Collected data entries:

--------------------

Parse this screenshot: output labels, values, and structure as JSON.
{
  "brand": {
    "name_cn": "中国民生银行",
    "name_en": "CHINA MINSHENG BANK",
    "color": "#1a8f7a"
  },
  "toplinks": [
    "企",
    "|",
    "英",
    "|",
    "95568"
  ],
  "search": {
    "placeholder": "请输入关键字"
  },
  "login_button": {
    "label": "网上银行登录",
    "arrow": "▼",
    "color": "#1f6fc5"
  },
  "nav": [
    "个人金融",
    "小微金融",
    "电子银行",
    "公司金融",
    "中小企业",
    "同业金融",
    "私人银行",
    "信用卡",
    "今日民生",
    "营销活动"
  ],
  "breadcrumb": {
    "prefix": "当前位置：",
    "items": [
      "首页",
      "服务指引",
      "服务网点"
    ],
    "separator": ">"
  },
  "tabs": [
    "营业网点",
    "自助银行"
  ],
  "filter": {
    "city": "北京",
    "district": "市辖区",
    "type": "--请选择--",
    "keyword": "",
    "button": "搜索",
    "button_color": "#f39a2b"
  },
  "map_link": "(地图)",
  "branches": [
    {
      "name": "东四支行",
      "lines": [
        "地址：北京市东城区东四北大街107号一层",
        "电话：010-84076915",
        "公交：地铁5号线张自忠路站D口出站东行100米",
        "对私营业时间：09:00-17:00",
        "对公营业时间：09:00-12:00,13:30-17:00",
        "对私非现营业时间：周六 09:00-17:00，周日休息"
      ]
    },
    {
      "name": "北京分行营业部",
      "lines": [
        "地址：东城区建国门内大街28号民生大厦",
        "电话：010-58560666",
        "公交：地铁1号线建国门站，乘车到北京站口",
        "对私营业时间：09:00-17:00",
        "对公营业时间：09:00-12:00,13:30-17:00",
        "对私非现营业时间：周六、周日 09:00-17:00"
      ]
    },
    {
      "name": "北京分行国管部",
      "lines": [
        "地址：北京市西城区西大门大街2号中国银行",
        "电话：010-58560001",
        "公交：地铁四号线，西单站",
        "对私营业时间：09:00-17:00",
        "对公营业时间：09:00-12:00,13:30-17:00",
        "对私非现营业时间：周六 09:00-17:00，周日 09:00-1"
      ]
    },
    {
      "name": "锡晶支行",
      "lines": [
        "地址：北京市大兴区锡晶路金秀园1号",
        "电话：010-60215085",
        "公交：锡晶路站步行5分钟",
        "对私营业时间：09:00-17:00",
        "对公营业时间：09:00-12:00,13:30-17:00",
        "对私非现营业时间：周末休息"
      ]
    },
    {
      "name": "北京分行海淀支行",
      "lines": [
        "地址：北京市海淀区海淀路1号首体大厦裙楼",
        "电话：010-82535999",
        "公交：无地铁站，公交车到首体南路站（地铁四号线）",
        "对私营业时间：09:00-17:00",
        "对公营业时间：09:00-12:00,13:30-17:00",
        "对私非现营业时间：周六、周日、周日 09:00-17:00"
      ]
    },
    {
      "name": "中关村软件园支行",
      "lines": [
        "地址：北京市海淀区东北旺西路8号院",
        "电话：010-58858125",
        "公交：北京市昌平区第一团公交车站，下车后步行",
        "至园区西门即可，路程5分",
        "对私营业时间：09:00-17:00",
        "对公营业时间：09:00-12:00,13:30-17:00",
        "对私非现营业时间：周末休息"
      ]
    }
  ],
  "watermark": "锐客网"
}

--------------------

→ WHAT THE EXERCISE ASKS
Take the records above and return them exactly as written.

→ EXERCISE RESULT
Parse this screenshot: output labels, values, and structure as JSON.
{
  "brand": {
    "name_cn": "中国民生银行",
    "name_en": "CHINA MINSHENG BANK",
    "color": "#1a8f7a"
  },
  "toplinks": [
    "企",
    "|",
    "英",
    "|",
    "95568"
  ],
  "search": {
    "placeholder": "请输入关键字"
  },
  "login_button": {
    "label": "网上银行登录",
    "arrow": "▼",
    "color": "#1f6fc5"
  },
  "nav": [
    "个人金融",
    "小微金融",
    "电子银行",
    "公司金融",
    "中小企业",
    "同业金融",
    "私人银行",
    "信用卡",
    "今日民生",
    "营销活动"
  ],
  "breadcrumb": {
    "prefix": "当前位置：",
    "items": [
      "首页",
      "服务指引",
      "服务网点"
    ],
    "separator": ">"
  },
  "tabs": [
    "营业网点",
    "自助银行"
  ],
  "filter": {
    "city": "北京",
    "district": "市辖区",
    "type": "--请选择--",
    "keyword": "",
    "button": "搜索",
    "button_color": "#f39a2b"
  },
  "map_link": "(地图)",
  "branches": [
    {
      "name": "东四支行",
      "lines": [
        "地址：北京市东城区东四北大街107号一层",
        "电话：010-84076915",
        "公交：地铁5号线张自忠路站D口出站东行100米",
        "对私营业时间：09:00-17:00",
        "对公营业时间：09:00-12:00,13:30-17:00",
        "对私非现营业时间：周六 09:00-17:00，周日休息"
      ]
    },
    {
      "name": "北京分行营业部",
      "lines": [
        "地址：东城区建国门内大街28号民生大厦",
        "电话：010-58560666",
        "公交：地铁1号线建国门站，乘车到北京站口",
        "对私营业时间：09:00-17:00",
        "对公营业时间：09:00-12:00,13:30-17:00",
        "对私非现营业时间：周六、周日 09:00-17:00"
      ]
    },
    {
      "name": "北京分行国管部",
      "lines": [
        "地址：北京市西城区西大门大街2号中国银行",
        "电话：010-58560001",
        "公交：地铁四号线，西单站",
        "对私营业时间：09:00-17:00",
        "对公营业时间：09:00-12:00,13:30-17:00",
        "对私非现营业时间：周六 09:00-17:00，周日 09:00-1"
      ]
    },
    {
      "name": "锡晶支行",
      "lines": [
        "地址：北京市大兴区锡晶路金秀园1号",
        "电话：010-60215085",
        "公交：锡晶路站步行5分钟",
        "对私营业时间：09:00-17:00",
        "对公营业时间：09:00-12:00,13:30-17:00",
        "对私非现营业时间：周末休息"
      ]
    },
    {
      "name": "北京分行海淀支行",
      "lines": [
        "地址：北京市海淀区海淀路1号首体大厦裙楼",
        "电话：010-82535999",
        "公交：无地铁站，公交车到首体南路站（地铁四号线）",
        "对私营业时间：09:00-17:00",
        "对公营业时间：09:00-12:00,13:30-17:00",
        "对私非现营业时间：周六、周日、周日 09:00-17:00"
      ]
    },
    {
      "name": "中关村软件园支行",
      "lines": [
        "地址：北京市海淀区东北旺西路8号院",
        "电话：010-58858125",
        "公交：北京市昌平区第一团公交车站，下车后步行",
        "至园区西门即可，路程5分",
        "对私营业时间：09:00-17:00",
        "对公营业时间：09:00-12:00,13:30-17:00",
        "对私非现营业时间：周末休息"
      ]
    }
  ],
  "watermark": "锐客网"
}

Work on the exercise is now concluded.